**Exercise goal**
Your task is to copy the listing exactly. Drop any pictures from the copy.

**Records provided**
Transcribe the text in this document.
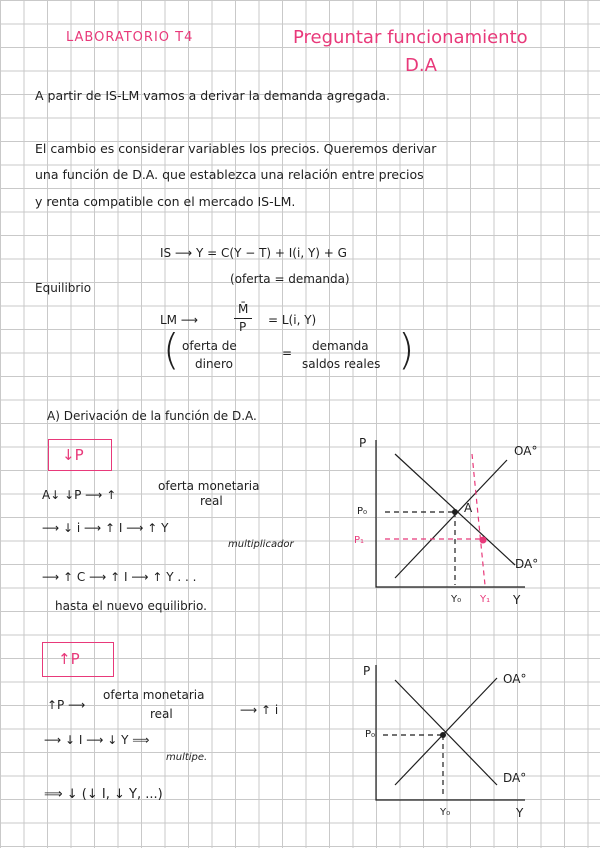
LABORATORIO T4	Preguntar funcionamiento
D.A
A partir de IS-LM vamos a derivar la demanda agregada.
El cambio es considerar variables los precios. Queremos derivar
una función de D.A. que establezca una relación entre precios
y renta compatible con el mercado IS-LM.
Equilibrio
IS ⟶ Y = C(Y − T) + I(i, Y) + G
(oferta = demanda)
LM ⟶
M̄
P = L(i, Y)
( oferta de
dinero
= demanda
saldos reales )
A) Derivación de la función de D.A.
↓P
A↓ ↓P ⟶ ↑
oferta monetaria
real
⟶ ↓ i ⟶ ↑ I ⟶ ↑ Y
multiplicador
⟶ ↑ C ⟶ ↑ I ⟶ ↑ Y . . .
hasta el nuevo equilibrio.
↑P
↑P ⟶
oferta monetaria
real	⟶ ↑ i
⟶ ↓ I ⟶ ↓ Y ⟹
multipe.
⟹ ↓ (↓ I, ↓ Y, ...)
P
Y
P₀
P₁
Y₀ Y₁
OA°
DA°
A
P
Y
P₀
Y₀
OA°
DA°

**Result**
Transcribe the text in this document.
LABORATORIO T4	Preguntar funcionamiento
D.A
A partir de IS-LM vamos a derivar la demanda agregada.
El cambio es considerar variables los precios. Queremos derivar
una función de D.A. que establezca una relación entre precios
y renta compatible con el mercado IS-LM.
Equilibrio
IS ⟶ Y = C(Y − T) + I(i, Y) + G
(oferta = demanda)
LM ⟶
M̄
P = L(i, Y)
( oferta de
dinero
= demanda
saldos reales )
A) Derivación de la función de D.A.
↓P
A↓ ↓P ⟶ ↑
oferta monetaria
real
⟶ ↓ i ⟶ ↑ I ⟶ ↑ Y
multiplicador
⟶ ↑ C ⟶ ↑ I ⟶ ↑ Y . . .
hasta el nuevo equilibrio.
↑P
↑P ⟶
oferta monetaria
real	⟶ ↑ i
⟶ ↓ I ⟶ ↓ Y ⟹
multipe.
⟹ ↓ (↓ I, ↓ Y, ...)
P
Y
P₀
P₁
Y₀ Y₁
OA°
DA°
A
P
Y
P₀
Y₀
OA°
DA°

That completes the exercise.